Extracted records
= = = = = = =

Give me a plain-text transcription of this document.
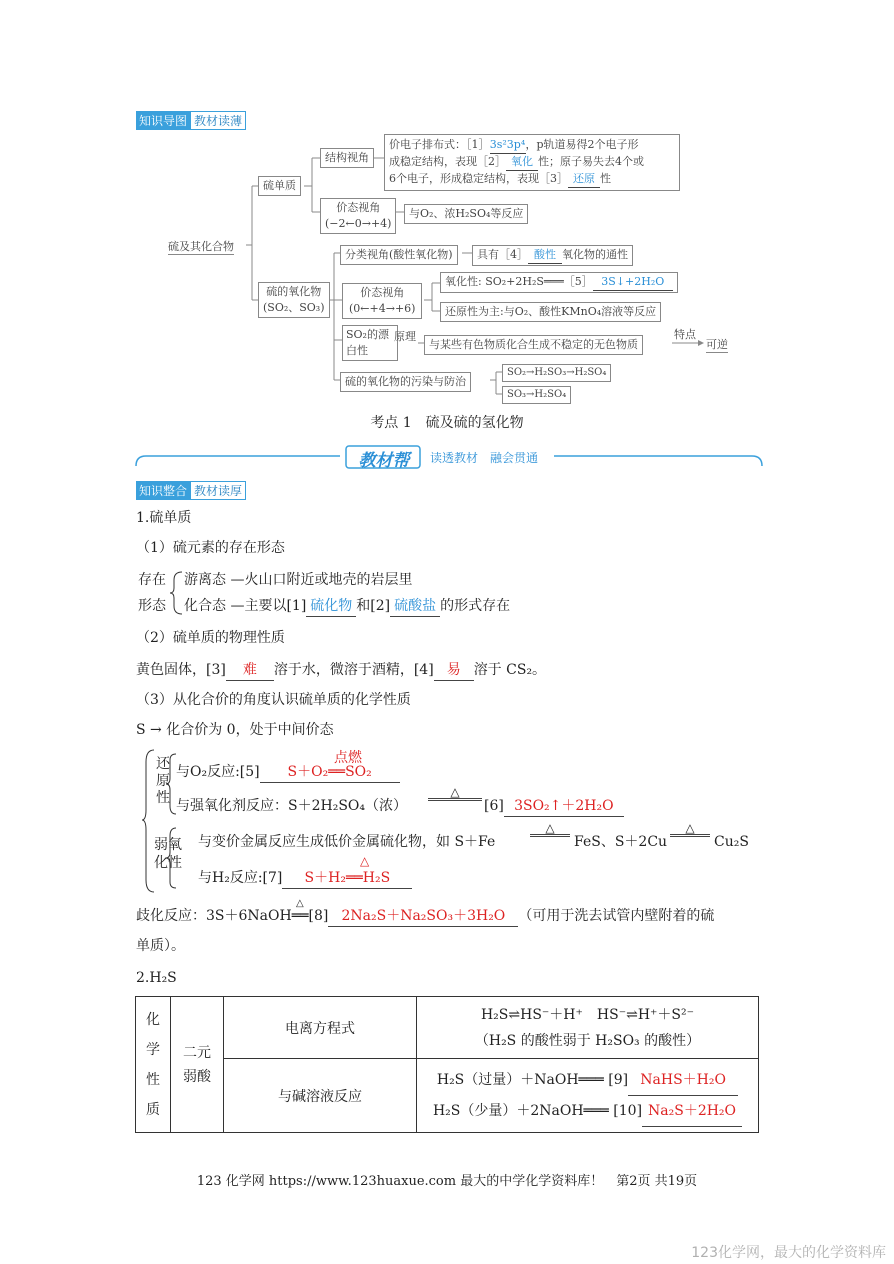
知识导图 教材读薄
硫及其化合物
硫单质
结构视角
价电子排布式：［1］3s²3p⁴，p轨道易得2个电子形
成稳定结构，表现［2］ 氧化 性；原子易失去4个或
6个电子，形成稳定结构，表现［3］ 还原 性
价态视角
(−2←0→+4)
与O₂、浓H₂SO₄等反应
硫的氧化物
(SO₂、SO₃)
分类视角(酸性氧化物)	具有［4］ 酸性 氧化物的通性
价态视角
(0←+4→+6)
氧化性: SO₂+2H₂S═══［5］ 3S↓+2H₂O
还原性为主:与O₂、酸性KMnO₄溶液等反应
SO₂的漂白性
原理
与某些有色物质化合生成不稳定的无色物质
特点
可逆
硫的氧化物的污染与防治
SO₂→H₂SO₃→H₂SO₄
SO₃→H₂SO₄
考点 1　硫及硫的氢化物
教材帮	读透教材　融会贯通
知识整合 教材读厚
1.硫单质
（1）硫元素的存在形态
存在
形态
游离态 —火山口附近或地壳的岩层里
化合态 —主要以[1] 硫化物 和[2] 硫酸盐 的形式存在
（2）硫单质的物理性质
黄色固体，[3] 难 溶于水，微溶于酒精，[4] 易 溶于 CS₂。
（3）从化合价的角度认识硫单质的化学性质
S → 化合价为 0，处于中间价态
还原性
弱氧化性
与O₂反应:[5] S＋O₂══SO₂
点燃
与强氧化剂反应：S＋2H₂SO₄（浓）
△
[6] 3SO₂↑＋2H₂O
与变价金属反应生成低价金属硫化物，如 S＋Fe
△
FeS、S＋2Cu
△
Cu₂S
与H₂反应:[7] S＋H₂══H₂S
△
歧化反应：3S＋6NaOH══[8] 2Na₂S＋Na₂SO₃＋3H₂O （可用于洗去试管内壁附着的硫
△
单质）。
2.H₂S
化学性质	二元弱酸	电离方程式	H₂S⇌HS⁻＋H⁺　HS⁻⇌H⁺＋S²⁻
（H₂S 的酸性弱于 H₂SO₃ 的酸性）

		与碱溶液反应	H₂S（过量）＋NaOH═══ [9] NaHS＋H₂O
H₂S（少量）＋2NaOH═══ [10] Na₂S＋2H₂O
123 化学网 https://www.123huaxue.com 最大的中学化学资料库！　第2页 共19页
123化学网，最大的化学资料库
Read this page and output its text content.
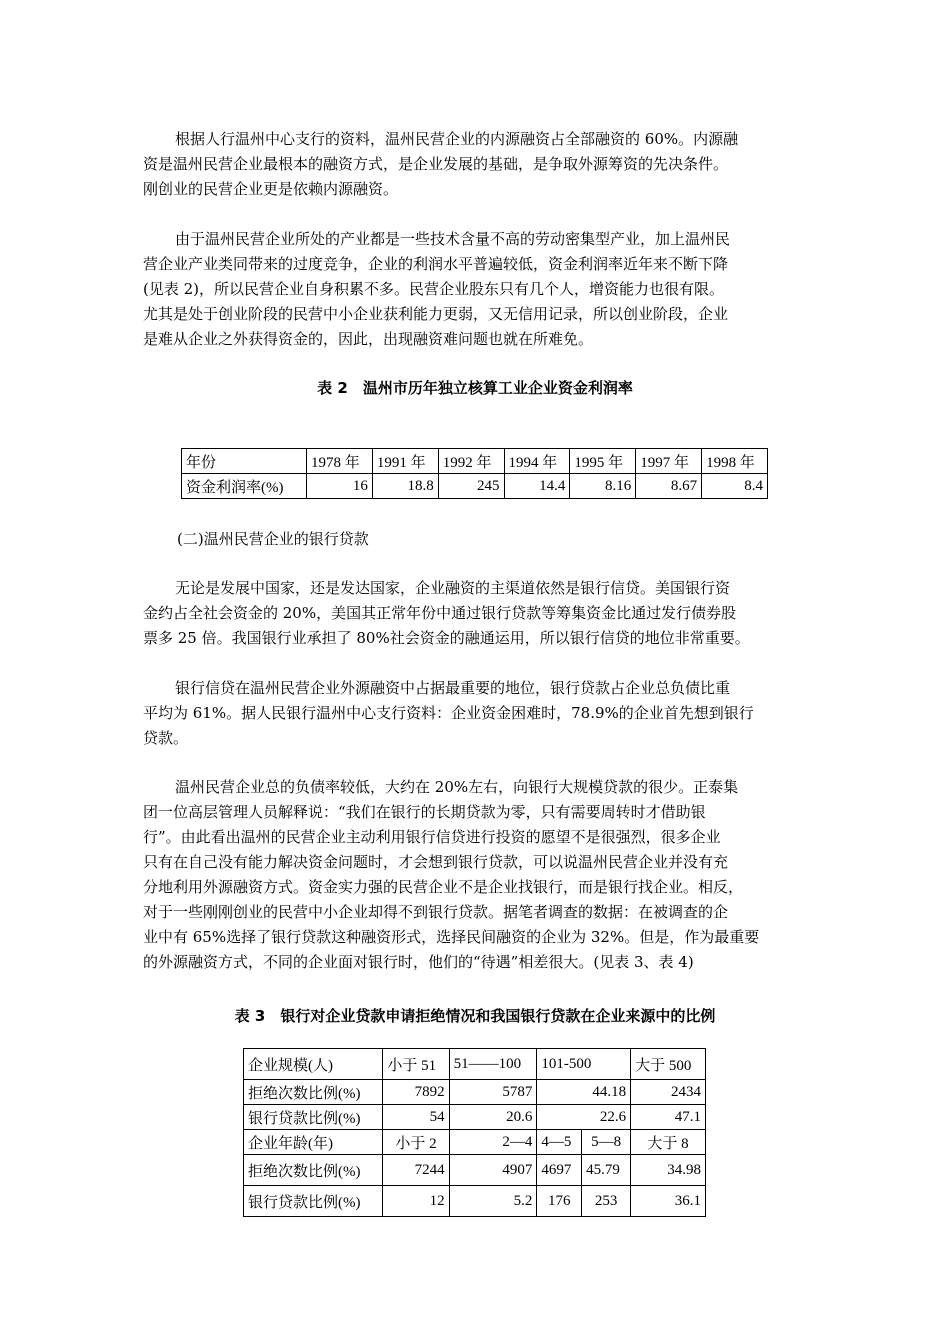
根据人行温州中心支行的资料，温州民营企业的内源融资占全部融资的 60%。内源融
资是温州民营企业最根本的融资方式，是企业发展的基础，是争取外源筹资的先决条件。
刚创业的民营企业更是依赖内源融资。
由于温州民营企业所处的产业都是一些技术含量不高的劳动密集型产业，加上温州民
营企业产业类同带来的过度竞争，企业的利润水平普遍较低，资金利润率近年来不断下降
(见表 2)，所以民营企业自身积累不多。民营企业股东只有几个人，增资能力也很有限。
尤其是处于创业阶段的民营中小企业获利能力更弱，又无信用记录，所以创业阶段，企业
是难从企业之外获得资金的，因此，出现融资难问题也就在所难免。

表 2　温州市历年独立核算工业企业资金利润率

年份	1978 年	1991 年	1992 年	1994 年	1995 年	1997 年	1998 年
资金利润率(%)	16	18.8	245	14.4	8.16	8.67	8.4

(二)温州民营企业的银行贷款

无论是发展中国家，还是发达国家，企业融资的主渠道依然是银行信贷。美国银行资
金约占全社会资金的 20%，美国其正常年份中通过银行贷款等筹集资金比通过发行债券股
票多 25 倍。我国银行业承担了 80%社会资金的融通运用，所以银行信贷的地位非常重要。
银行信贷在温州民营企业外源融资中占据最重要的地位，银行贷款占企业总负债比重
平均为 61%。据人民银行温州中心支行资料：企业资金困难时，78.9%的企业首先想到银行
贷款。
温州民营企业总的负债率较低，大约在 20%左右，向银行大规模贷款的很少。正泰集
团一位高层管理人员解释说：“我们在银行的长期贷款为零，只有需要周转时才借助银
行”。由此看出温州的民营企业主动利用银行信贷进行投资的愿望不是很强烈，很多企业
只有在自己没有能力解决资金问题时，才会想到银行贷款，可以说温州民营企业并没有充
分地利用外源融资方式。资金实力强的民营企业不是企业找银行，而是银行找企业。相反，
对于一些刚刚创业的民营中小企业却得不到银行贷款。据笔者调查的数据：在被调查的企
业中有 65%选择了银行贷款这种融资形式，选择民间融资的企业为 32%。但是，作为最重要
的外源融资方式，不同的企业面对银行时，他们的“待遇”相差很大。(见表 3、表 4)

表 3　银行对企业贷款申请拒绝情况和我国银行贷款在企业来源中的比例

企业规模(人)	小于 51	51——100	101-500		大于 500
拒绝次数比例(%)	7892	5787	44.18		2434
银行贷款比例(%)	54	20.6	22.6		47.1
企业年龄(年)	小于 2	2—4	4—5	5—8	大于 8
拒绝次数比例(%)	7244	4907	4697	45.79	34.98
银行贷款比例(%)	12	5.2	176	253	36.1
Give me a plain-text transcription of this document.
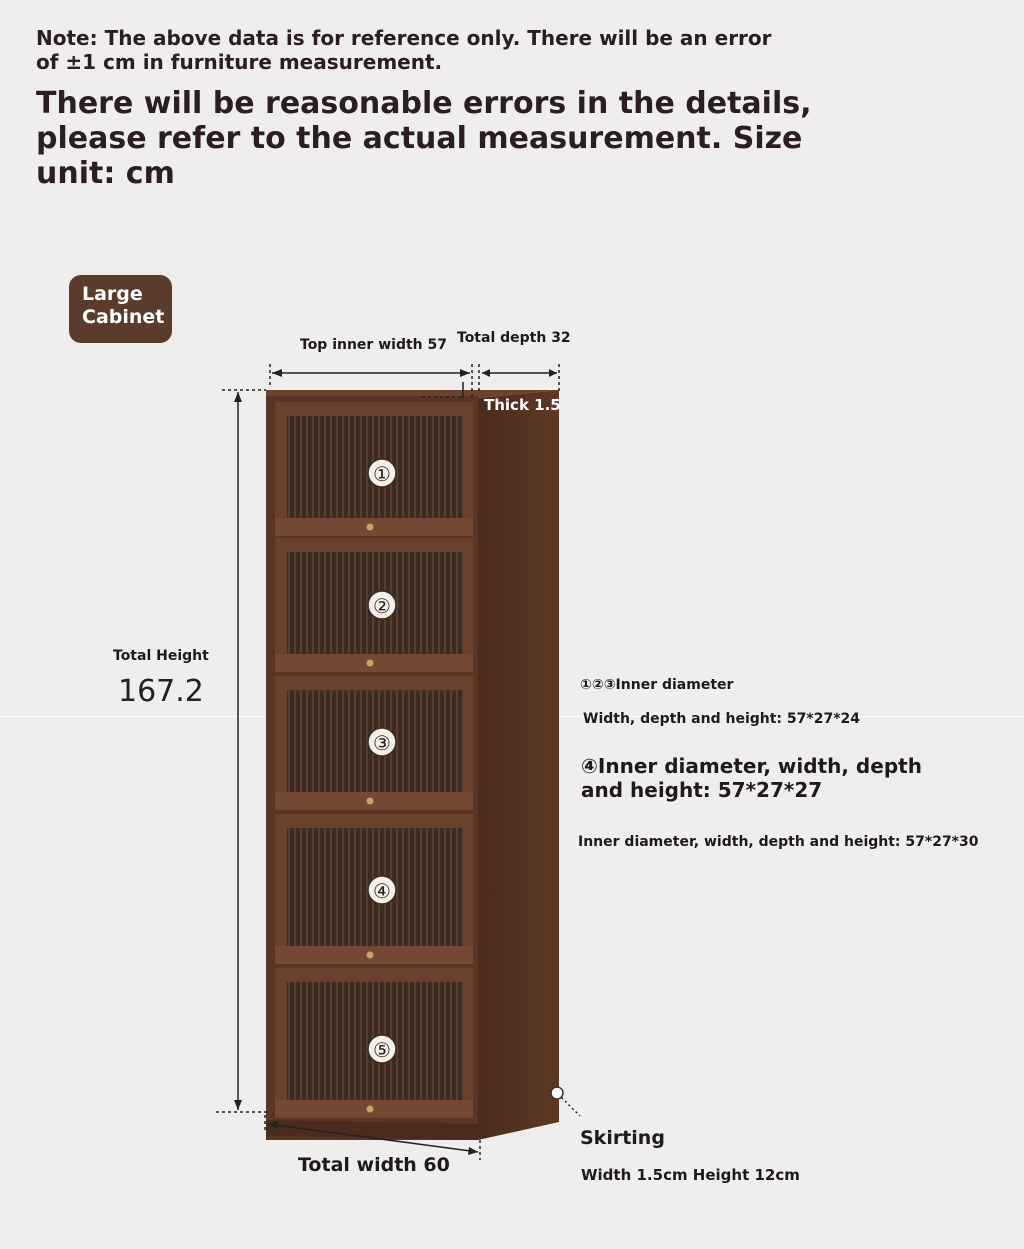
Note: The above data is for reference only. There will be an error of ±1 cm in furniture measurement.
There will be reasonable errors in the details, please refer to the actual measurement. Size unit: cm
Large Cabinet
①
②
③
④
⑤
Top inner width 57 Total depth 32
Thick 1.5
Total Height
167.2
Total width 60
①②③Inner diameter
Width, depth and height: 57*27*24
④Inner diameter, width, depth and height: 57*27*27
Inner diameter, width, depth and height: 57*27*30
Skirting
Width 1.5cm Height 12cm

= = = = = = =

Instructions for the task
From the data above, copy each line where the string "will" appears.

Full output
Note: The above data is for reference only. There will be an error of ±1 cm in furniture measurement.
There will be reasonable errors in the details, please refer to the actual measurement. Size unit: cm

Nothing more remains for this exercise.